## Directive
Copy out all the entries word for word.

## Stored entries

** begin **

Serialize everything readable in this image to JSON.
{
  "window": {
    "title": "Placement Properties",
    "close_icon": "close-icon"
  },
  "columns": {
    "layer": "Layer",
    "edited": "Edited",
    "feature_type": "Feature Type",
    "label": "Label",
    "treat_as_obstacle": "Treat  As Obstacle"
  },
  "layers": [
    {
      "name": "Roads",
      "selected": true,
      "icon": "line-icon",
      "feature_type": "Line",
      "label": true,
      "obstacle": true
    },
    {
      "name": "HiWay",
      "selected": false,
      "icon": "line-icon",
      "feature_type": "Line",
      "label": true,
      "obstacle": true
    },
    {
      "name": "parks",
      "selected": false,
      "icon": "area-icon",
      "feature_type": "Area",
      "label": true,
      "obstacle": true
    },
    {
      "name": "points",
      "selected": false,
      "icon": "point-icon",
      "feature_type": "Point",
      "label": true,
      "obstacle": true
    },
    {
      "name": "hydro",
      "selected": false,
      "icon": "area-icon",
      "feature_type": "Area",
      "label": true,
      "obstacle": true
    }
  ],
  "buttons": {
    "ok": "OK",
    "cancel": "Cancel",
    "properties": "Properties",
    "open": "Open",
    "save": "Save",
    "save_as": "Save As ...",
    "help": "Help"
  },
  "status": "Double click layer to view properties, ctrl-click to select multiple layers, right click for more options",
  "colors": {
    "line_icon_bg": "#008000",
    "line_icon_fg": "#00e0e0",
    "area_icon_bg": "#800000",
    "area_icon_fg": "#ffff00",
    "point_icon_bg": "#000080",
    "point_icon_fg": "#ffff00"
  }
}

** end **

## Correct answer
Serialize everything readable in this image to JSON.
{
  "window": {
    "title": "Placement Properties",
    "close_icon": "close-icon"
  },
  "columns": {
    "layer": "Layer",
    "edited": "Edited",
    "feature_type": "Feature Type",
    "label": "Label",
    "treat_as_obstacle": "Treat  As Obstacle"
  },
  "layers": [
    {
      "name": "Roads",
      "selected": true,
      "icon": "line-icon",
      "feature_type": "Line",
      "label": true,
      "obstacle": true
    },
    {
      "name": "HiWay",
      "selected": false,
      "icon": "line-icon",
      "feature_type": "Line",
      "label": true,
      "obstacle": true
    },
    {
      "name": "parks",
      "selected": false,
      "icon": "area-icon",
      "feature_type": "Area",
      "label": true,
      "obstacle": true
    },
    {
      "name": "points",
      "selected": false,
      "icon": "point-icon",
      "feature_type": "Point",
      "label": true,
      "obstacle": true
    },
    {
      "name": "hydro",
      "selected": false,
      "icon": "area-icon",
      "feature_type": "Area",
      "label": true,
      "obstacle": true
    }
  ],
  "buttons": {
    "ok": "OK",
    "cancel": "Cancel",
    "properties": "Properties",
    "open": "Open",
    "save": "Save",
    "save_as": "Save As ...",
    "help": "Help"
  },
  "status": "Double click layer to view properties, ctrl-click to select multiple layers, right click for more options",
  "colors": {
    "line_icon_bg": "#008000",
    "line_icon_fg": "#00e0e0",
    "area_icon_bg": "#800000",
    "area_icon_fg": "#ffff00",
    "point_icon_bg": "#000080",
    "point_icon_fg": "#ffff00"
  }
}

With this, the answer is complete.